Entries of transcribed document text
──────────────────────────────

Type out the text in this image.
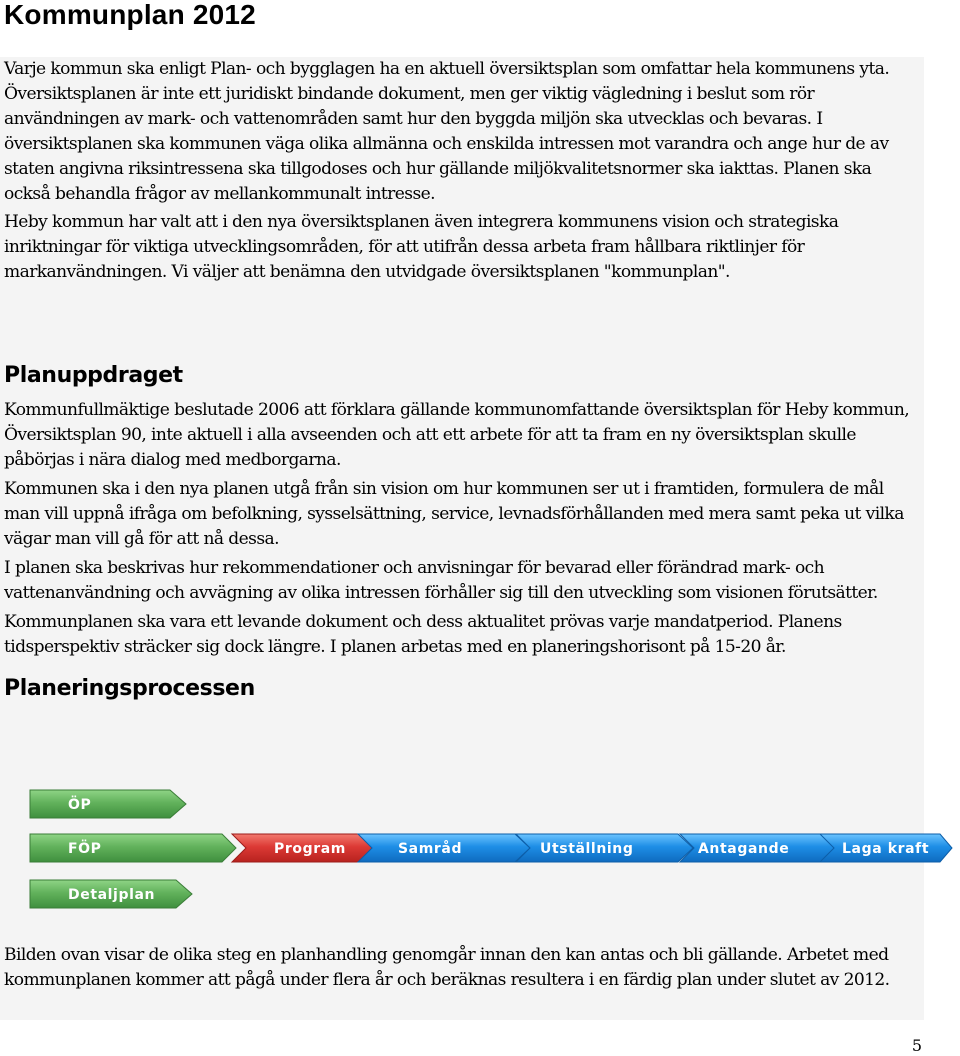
Kommunplan 2012

Varje kommun ska enligt Plan- och bygglagen ha en aktuell översiktsplan som omfattar hela kommunens yta. Översiktsplanen är inte ett juridiskt bindande dokument, men ger viktig vägledning i beslut som rör användningen av mark- och vattenområden samt hur den byggda miljön ska utvecklas och bevaras. I översiktsplanen ska kommunen väga olika allmänna och enskilda intressen mot varandra och ange hur de av staten angivna riksintressena ska tillgodoses och hur gällande miljökvalitetsnormer ska iakttas. Planen ska också behandla frågor av mellankommunalt intresse.

Heby kommun har valt att i den nya översiktsplanen även integrera kommunens vision och strategiska inriktningar för viktiga utvecklingsområden, för att utifrån dessa arbeta fram hållbara riktlinjer för markanvändningen. Vi väljer att benämna den utvidgade översiktsplanen "kommunplan".

Planuppdraget

Kommunfullmäktige beslutade 2006 att förklara gällande kommunomfattande översiktsplan för Heby kommun, Översiktsplan 90, inte aktuell i alla avseenden och att ett arbete för att ta fram en ny översiktsplan skulle påbörjas i nära dialog med medborgarna.

Kommunen ska i den nya planen utgå från sin vision om hur kommunen ser ut i framtiden, formulera de mål man vill uppnå ifråga om befolkning, sysselsättning, service, levnadsförhållanden med mera samt peka ut vilka vägar man vill gå för att nå dessa.

I planen ska beskrivas hur rekommendationer och anvisningar för bevarad eller förändrad mark- och vattenanvändning och avvägning av olika intressen förhåller sig till den utveckling som visionen förutsätter.

Kommunplanen ska vara ett levande dokument och dess aktualitet prövas varje mandatperiod. Planens tidsperspektiv sträcker sig dock längre. I planen arbetas med en planeringshorisont på 15-20 år.

Planeringsprocessen
ÖP
FÖP	Program	Samråd	Utställning	Antagande	Laga kraft
Detaljplan

Bilden ovan visar de olika steg en planhandling genomgår innan den kan antas och bli gällande. Arbetet med kommunplanen kommer att pågå under flera år och beräknas resultera i en färdig plan under slutet av 2012.

5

──────────────────────────────

INSTRUCTIONS FOR THE TASK »
Within the entries above, find each line where "samt" appears; copy every one.

RESULT OF THE EXERCISE »
Varje kommun ska enligt Plan- och bygglagen ha en aktuell översiktsplan som omfattar hela kommunens yta. Översiktsplanen är inte ett juridiskt bindande dokument, men ger viktig vägledning i beslut som rör användningen av mark- och vattenområden samt hur den byggda miljön ska utvecklas och bevaras. I översiktsplanen ska kommunen väga olika allmänna och enskilda intressen mot varandra och ange hur de av staten angivna riksintressena ska tillgodoses och hur gällande miljökvalitetsnormer ska iakttas. Planen ska också behandla frågor av mellankommunalt intresse.
Kommunen ska i den nya planen utgå från sin vision om hur kommunen ser ut i framtiden, formulera de mål man vill uppnå ifråga om befolkning, sysselsättning, service, levnadsförhållanden med mera samt peka ut vilka vägar man vill gå för att nå dessa.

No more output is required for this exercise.